YOUR GOAL - All of the lines below are to be printed again exactly; images are excluded from the output.

==== EXERCISE MATERIALS

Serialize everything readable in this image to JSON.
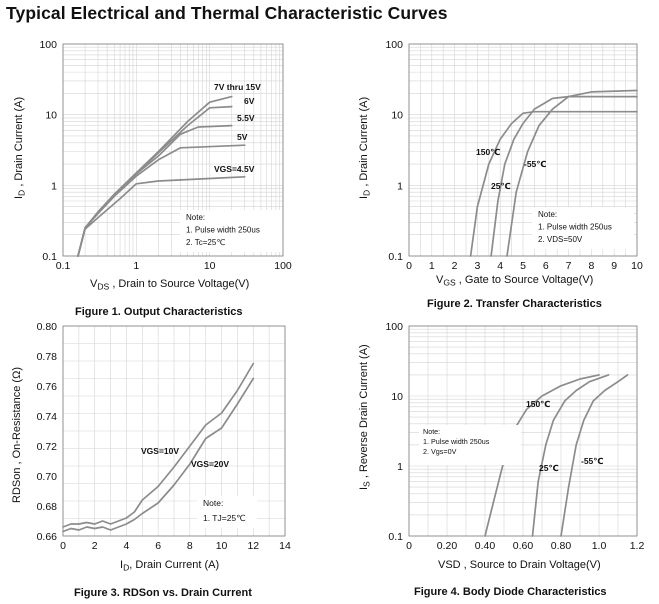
{
  "page": {
    "title": "Typical Electrical and Thermal Characteristic Curves"
  },
  "chart_data": [
    {
      "type": "line",
      "caption": "Figure 1. Output Characteristics",
      "xlabel_parts": [
        "V",
        "DS",
        " , Drain to Source Voltage(V)"
      ],
      "ylabel_parts": [
        "I",
        "D",
        " , Drain Current (A)"
      ],
      "xscale": "log",
      "yscale": "log",
      "xlim": [
        0.1,
        100
      ],
      "ylim": [
        0.1,
        100
      ],
      "xticks": [
        "0.1",
        "1",
        "10",
        "100"
      ],
      "yticks": [
        "0.1",
        "1",
        "10",
        "100"
      ],
      "grid": true,
      "note_lines": [
        "Note:",
        "1. Pulse width 250us",
        "2. Tc=25℃"
      ],
      "series": [
        {
          "name": "7V thru 15V",
          "x": [
            0.16,
            0.2,
            0.3,
            0.5,
            1,
            2,
            5,
            10,
            20
          ],
          "y": [
            0.1,
            0.25,
            0.42,
            0.75,
            1.5,
            3,
            8,
            15,
            18
          ]
        },
        {
          "name": "6V",
          "x": [
            0.16,
            0.2,
            0.3,
            0.5,
            1,
            2,
            5,
            10,
            20
          ],
          "y": [
            0.1,
            0.25,
            0.42,
            0.74,
            1.45,
            2.9,
            7,
            12.5,
            13
          ]
        },
        {
          "name": "5.5V",
          "x": [
            0.16,
            0.2,
            0.3,
            0.5,
            1,
            2,
            4,
            7,
            20
          ],
          "y": [
            0.1,
            0.25,
            0.41,
            0.73,
            1.45,
            2.6,
            5.3,
            6.7,
            7
          ]
        },
        {
          "name": "5V",
          "x": [
            0.16,
            0.2,
            0.3,
            0.5,
            1,
            2,
            4,
            30
          ],
          "y": [
            0.1,
            0.25,
            0.4,
            0.7,
            1.35,
            2.3,
            3.4,
            3.7
          ]
        },
        {
          "name": "VGS=4.5V",
          "x": [
            0.16,
            0.2,
            0.3,
            0.6,
            1,
            2,
            10,
            30
          ],
          "y": [
            0.1,
            0.24,
            0.35,
            0.65,
            1.05,
            1.15,
            1.25,
            1.32
          ]
        }
      ]
    },
    {
      "type": "line",
      "caption": "Figure 2. Transfer Characteristics",
      "xlabel_parts": [
        "V",
        "GS",
        " , Gate to Source Voltage(V)"
      ],
      "ylabel_parts": [
        "I",
        "D",
        " , Drain Current (A)"
      ],
      "xscale": "linear",
      "yscale": "log",
      "xlim": [
        0,
        10
      ],
      "ylim": [
        0.1,
        100
      ],
      "xticks": [
        "0",
        "1",
        "2",
        "3",
        "4",
        "5",
        "6",
        "7",
        "8",
        "9",
        "10"
      ],
      "yticks": [
        "0.1",
        "1",
        "10",
        "100"
      ],
      "grid": true,
      "note_lines": [
        "Note:",
        "1. Pulse width 250us",
        "2. VDS=50V"
      ],
      "series": [
        {
          "name": "150℃",
          "x": [
            2.7,
            3.0,
            3.5,
            4.0,
            4.5,
            5.0,
            5.5,
            6.0,
            10
          ],
          "y": [
            0.1,
            0.5,
            2,
            4.5,
            7.5,
            10.5,
            11,
            11,
            11
          ]
        },
        {
          "name": "25℃",
          "x": [
            3.6,
            3.9,
            4.2,
            4.6,
            5.0,
            5.5,
            6.3,
            7.0,
            10
          ],
          "y": [
            0.1,
            0.6,
            2,
            4.5,
            7.5,
            12,
            17,
            18,
            18
          ]
        },
        {
          "name": "-55℃",
          "x": [
            4.3,
            4.7,
            5.2,
            5.7,
            6.3,
            7.0,
            8.0,
            10
          ],
          "y": [
            0.1,
            0.8,
            3,
            7,
            12,
            18,
            21,
            22
          ]
        }
      ]
    },
    {
      "type": "line",
      "caption": "Figure 3. RDSon vs. Drain Current",
      "xlabel_parts": [
        "I",
        "D",
        ", Drain Current (A)"
      ],
      "ylabel": "RDSon , On-Resistance (Ω)",
      "xscale": "linear",
      "yscale": "linear",
      "xlim": [
        0,
        14
      ],
      "ylim": [
        0.66,
        0.8
      ],
      "xticks": [
        "0",
        "2",
        "4",
        "6",
        "8",
        "10",
        "12",
        "14"
      ],
      "yticks": [
        "0.66",
        "0.68",
        "0.70",
        "0.72",
        "0.74",
        "0.76",
        "0.78",
        "0.80"
      ],
      "grid": true,
      "note_lines": [
        "Note:",
        "1. TJ=25℃"
      ],
      "series": [
        {
          "name": "VGS=10V",
          "x": [
            0,
            0.5,
            1,
            1.5,
            2,
            2.5,
            3,
            3.5,
            4,
            4.5,
            5,
            6,
            7,
            8,
            9,
            10,
            11,
            12
          ],
          "y": [
            0.666,
            0.668,
            0.668,
            0.669,
            0.668,
            0.67,
            0.668,
            0.67,
            0.672,
            0.676,
            0.684,
            0.693,
            0.706,
            0.72,
            0.734,
            0.742,
            0.757,
            0.775
          ]
        },
        {
          "name": "VGS=20V",
          "x": [
            0,
            0.5,
            1,
            1.5,
            2,
            2.5,
            3,
            3.5,
            4,
            4.5,
            5,
            6,
            7,
            8,
            9,
            10,
            11,
            12
          ],
          "y": [
            0.663,
            0.665,
            0.664,
            0.666,
            0.665,
            0.666,
            0.664,
            0.666,
            0.668,
            0.671,
            0.675,
            0.682,
            0.694,
            0.708,
            0.725,
            0.732,
            0.748,
            0.765
          ]
        }
      ]
    },
    {
      "type": "line",
      "caption": "Figure 4. Body Diode Characteristics",
      "xlabel": "VSD , Source to Drain Voltage(V)",
      "ylabel_parts": [
        "I",
        "S",
        " , Reverse Drain Current (A)"
      ],
      "xscale": "linear",
      "yscale": "log",
      "xlim": [
        0,
        1.2
      ],
      "ylim": [
        0.1,
        100
      ],
      "xticks": [
        "0",
        "0.20",
        "0.40",
        "0.60",
        "0.80",
        "1.0",
        "1.2"
      ],
      "yticks": [
        "0.1",
        "1",
        "10",
        "100"
      ],
      "grid": true,
      "note_lines": [
        "Note:",
        "1. Pulse width 250us",
        "2. Vgs=0V"
      ],
      "series": [
        {
          "name": "150℃",
          "x": [
            0.4,
            0.45,
            0.5,
            0.55,
            0.62,
            0.7,
            0.8,
            0.9,
            1.0
          ],
          "y": [
            0.1,
            0.35,
            1.2,
            3.2,
            6.5,
            10,
            14,
            17.5,
            20
          ]
        },
        {
          "name": "25℃",
          "x": [
            0.65,
            0.68,
            0.72,
            0.76,
            0.82,
            0.88,
            0.95,
            1.05
          ],
          "y": [
            0.1,
            0.6,
            2,
            4.5,
            8.5,
            12,
            16,
            20
          ]
        },
        {
          "name": "-55℃",
          "x": [
            0.8,
            0.84,
            0.88,
            0.92,
            0.97,
            1.03,
            1.1,
            1.15
          ],
          "y": [
            0.1,
            0.5,
            2,
            4.5,
            8.5,
            12,
            16,
            20
          ]
        }
      ]
    }
  ],
  "colors": {
    "curve": "#8c8c8c",
    "grid": "#d4d4d4",
    "axis": "#888888"
  }
}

========

RESULT -
Serialize everything readable in this image to JSON.
{
  "page": {
    "title": "Typical Electrical and Thermal Characteristic Curves"
  },
  "chart_data": [
    {
      "type": "line",
      "caption": "Figure 1. Output Characteristics",
      "xlabel_parts": [
        "V",
        "DS",
        " , Drain to Source Voltage(V)"
      ],
      "ylabel_parts": [
        "I",
        "D",
        " , Drain Current (A)"
      ],
      "xscale": "log",
      "yscale": "log",
      "xlim": [
        0.1,
        100
      ],
      "ylim": [
        0.1,
        100
      ],
      "xticks": [
        "0.1",
        "1",
        "10",
        "100"
      ],
      "yticks": [
        "0.1",
        "1",
        "10",
        "100"
      ],
      "grid": true,
      "note_lines": [
        "Note:",
        "1. Pulse width 250us",
        "2. Tc=25℃"
      ],
      "series": [
        {
          "name": "7V thru 15V",
          "x": [
            0.16,
            0.2,
            0.3,
            0.5,
            1,
            2,
            5,
            10,
            20
          ],
          "y": [
            0.1,
            0.25,
            0.42,
            0.75,
            1.5,
            3,
            8,
            15,
            18
          ]
        },
        {
          "name": "6V",
          "x": [
            0.16,
            0.2,
            0.3,
            0.5,
            1,
            2,
            5,
            10,
            20
          ],
          "y": [
            0.1,
            0.25,
            0.42,
            0.74,
            1.45,
            2.9,
            7,
            12.5,
            13
          ]
        },
        {
          "name": "5.5V",
          "x": [
            0.16,
            0.2,
            0.3,
            0.5,
            1,
            2,
            4,
            7,
            20
          ],
          "y": [
            0.1,
            0.25,
            0.41,
            0.73,
            1.45,
            2.6,
            5.3,
            6.7,
            7
          ]
        },
        {
          "name": "5V",
          "x": [
            0.16,
            0.2,
            0.3,
            0.5,
            1,
            2,
            4,
            30
          ],
          "y": [
            0.1,
            0.25,
            0.4,
            0.7,
            1.35,
            2.3,
            3.4,
            3.7
          ]
        },
        {
          "name": "VGS=4.5V",
          "x": [
            0.16,
            0.2,
            0.3,
            0.6,
            1,
            2,
            10,
            30
          ],
          "y": [
            0.1,
            0.24,
            0.35,
            0.65,
            1.05,
            1.15,
            1.25,
            1.32
          ]
        }
      ]
    },
    {
      "type": "line",
      "caption": "Figure 2. Transfer Characteristics",
      "xlabel_parts": [
        "V",
        "GS",
        " , Gate to Source Voltage(V)"
      ],
      "ylabel_parts": [
        "I",
        "D",
        " , Drain Current (A)"
      ],
      "xscale": "linear",
      "yscale": "log",
      "xlim": [
        0,
        10
      ],
      "ylim": [
        0.1,
        100
      ],
      "xticks": [
        "0",
        "1",
        "2",
        "3",
        "4",
        "5",
        "6",
        "7",
        "8",
        "9",
        "10"
      ],
      "yticks": [
        "0.1",
        "1",
        "10",
        "100"
      ],
      "grid": true,
      "note_lines": [
        "Note:",
        "1. Pulse width 250us",
        "2. VDS=50V"
      ],
      "series": [
        {
          "name": "150℃",
          "x": [
            2.7,
            3.0,
            3.5,
            4.0,
            4.5,
            5.0,
            5.5,
            6.0,
            10
          ],
          "y": [
            0.1,
            0.5,
            2,
            4.5,
            7.5,
            10.5,
            11,
            11,
            11
          ]
        },
        {
          "name": "25℃",
          "x": [
            3.6,
            3.9,
            4.2,
            4.6,
            5.0,
            5.5,
            6.3,
            7.0,
            10
          ],
          "y": [
            0.1,
            0.6,
            2,
            4.5,
            7.5,
            12,
            17,
            18,
            18
          ]
        },
        {
          "name": "-55℃",
          "x": [
            4.3,
            4.7,
            5.2,
            5.7,
            6.3,
            7.0,
            8.0,
            10
          ],
          "y": [
            0.1,
            0.8,
            3,
            7,
            12,
            18,
            21,
            22
          ]
        }
      ]
    },
    {
      "type": "line",
      "caption": "Figure 3. RDSon vs. Drain Current",
      "xlabel_parts": [
        "I",
        "D",
        ", Drain Current (A)"
      ],
      "ylabel": "RDSon , On-Resistance (Ω)",
      "xscale": "linear",
      "yscale": "linear",
      "xlim": [
        0,
        14
      ],
      "ylim": [
        0.66,
        0.8
      ],
      "xticks": [
        "0",
        "2",
        "4",
        "6",
        "8",
        "10",
        "12",
        "14"
      ],
      "yticks": [
        "0.66",
        "0.68",
        "0.70",
        "0.72",
        "0.74",
        "0.76",
        "0.78",
        "0.80"
      ],
      "grid": true,
      "note_lines": [
        "Note:",
        "1. TJ=25℃"
      ],
      "series": [
        {
          "name": "VGS=10V",
          "x": [
            0,
            0.5,
            1,
            1.5,
            2,
            2.5,
            3,
            3.5,
            4,
            4.5,
            5,
            6,
            7,
            8,
            9,
            10,
            11,
            12
          ],
          "y": [
            0.666,
            0.668,
            0.668,
            0.669,
            0.668,
            0.67,
            0.668,
            0.67,
            0.672,
            0.676,
            0.684,
            0.693,
            0.706,
            0.72,
            0.734,
            0.742,
            0.757,
            0.775
          ]
        },
        {
          "name": "VGS=20V",
          "x": [
            0,
            0.5,
            1,
            1.5,
            2,
            2.5,
            3,
            3.5,
            4,
            4.5,
            5,
            6,
            7,
            8,
            9,
            10,
            11,
            12
          ],
          "y": [
            0.663,
            0.665,
            0.664,
            0.666,
            0.665,
            0.666,
            0.664,
            0.666,
            0.668,
            0.671,
            0.675,
            0.682,
            0.694,
            0.708,
            0.725,
            0.732,
            0.748,
            0.765
          ]
        }
      ]
    },
    {
      "type": "line",
      "caption": "Figure 4. Body Diode Characteristics",
      "xlabel": "VSD , Source to Drain Voltage(V)",
      "ylabel_parts": [
        "I",
        "S",
        " , Reverse Drain Current (A)"
      ],
      "xscale": "linear",
      "yscale": "log",
      "xlim": [
        0,
        1.2
      ],
      "ylim": [
        0.1,
        100
      ],
      "xticks": [
        "0",
        "0.20",
        "0.40",
        "0.60",
        "0.80",
        "1.0",
        "1.2"
      ],
      "yticks": [
        "0.1",
        "1",
        "10",
        "100"
      ],
      "grid": true,
      "note_lines": [
        "Note:",
        "1. Pulse width 250us",
        "2. Vgs=0V"
      ],
      "series": [
        {
          "name": "150℃",
          "x": [
            0.4,
            0.45,
            0.5,
            0.55,
            0.62,
            0.7,
            0.8,
            0.9,
            1.0
          ],
          "y": [
            0.1,
            0.35,
            1.2,
            3.2,
            6.5,
            10,
            14,
            17.5,
            20
          ]
        },
        {
          "name": "25℃",
          "x": [
            0.65,
            0.68,
            0.72,
            0.76,
            0.82,
            0.88,
            0.95,
            1.05
          ],
          "y": [
            0.1,
            0.6,
            2,
            4.5,
            8.5,
            12,
            16,
            20
          ]
        },
        {
          "name": "-55℃",
          "x": [
            0.8,
            0.84,
            0.88,
            0.92,
            0.97,
            1.03,
            1.1,
            1.15
          ],
          "y": [
            0.1,
            0.5,
            2,
            4.5,
            8.5,
            12,
            16,
            20
          ]
        }
      ]
    }
  ],
  "colors": {
    "curve": "#8c8c8c",
    "grid": "#d4d4d4",
    "axis": "#888888"
  }
}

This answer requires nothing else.